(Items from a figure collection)
[Start]
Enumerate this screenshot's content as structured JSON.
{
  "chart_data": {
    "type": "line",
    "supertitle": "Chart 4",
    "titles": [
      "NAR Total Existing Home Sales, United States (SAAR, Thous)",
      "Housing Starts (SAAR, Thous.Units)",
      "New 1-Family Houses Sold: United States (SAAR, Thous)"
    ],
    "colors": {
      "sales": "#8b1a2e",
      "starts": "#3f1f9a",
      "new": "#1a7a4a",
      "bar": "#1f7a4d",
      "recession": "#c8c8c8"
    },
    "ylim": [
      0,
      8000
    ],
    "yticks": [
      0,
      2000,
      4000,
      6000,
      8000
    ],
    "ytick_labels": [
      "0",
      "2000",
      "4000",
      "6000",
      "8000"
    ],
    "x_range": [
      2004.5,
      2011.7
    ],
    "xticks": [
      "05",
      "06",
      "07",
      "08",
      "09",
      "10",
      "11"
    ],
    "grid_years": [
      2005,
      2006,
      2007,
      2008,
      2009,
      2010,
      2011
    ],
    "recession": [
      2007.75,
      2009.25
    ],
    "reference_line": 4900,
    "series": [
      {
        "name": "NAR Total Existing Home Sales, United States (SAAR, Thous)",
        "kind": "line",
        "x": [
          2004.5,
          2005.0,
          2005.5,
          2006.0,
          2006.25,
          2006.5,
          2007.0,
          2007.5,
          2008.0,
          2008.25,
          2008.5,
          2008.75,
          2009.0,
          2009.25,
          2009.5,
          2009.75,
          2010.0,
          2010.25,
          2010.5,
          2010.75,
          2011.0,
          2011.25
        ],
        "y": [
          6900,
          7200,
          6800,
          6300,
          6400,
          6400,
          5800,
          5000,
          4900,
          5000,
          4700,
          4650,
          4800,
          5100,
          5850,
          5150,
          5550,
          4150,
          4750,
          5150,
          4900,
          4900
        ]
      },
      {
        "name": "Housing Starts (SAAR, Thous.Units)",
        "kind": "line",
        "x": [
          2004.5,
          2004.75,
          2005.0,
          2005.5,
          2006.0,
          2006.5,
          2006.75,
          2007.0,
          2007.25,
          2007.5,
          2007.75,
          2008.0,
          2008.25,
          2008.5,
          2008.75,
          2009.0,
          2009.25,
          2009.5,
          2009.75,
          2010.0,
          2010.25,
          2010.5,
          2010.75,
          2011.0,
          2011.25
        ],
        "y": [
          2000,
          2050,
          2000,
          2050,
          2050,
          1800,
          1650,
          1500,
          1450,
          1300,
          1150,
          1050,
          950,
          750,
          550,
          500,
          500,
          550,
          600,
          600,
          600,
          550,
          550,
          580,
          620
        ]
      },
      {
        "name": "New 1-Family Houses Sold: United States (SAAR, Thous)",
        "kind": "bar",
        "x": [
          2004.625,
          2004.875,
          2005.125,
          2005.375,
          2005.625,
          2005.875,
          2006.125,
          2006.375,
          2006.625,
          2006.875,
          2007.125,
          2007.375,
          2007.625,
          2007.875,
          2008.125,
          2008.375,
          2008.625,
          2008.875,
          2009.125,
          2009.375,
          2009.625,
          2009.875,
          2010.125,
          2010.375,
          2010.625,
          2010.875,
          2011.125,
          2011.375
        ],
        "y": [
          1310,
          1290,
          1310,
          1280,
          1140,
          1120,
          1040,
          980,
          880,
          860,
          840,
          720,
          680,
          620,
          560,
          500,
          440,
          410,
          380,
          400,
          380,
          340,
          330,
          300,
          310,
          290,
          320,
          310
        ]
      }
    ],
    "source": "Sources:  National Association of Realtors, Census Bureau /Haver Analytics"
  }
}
[End]
Where a line contains the string "Home", extract that line.

      "NAR Total Existing Home Sales, United States (SAAR, Thous)",
        "name": "NAR Total Existing Home Sales, United States (SAAR, Thous)",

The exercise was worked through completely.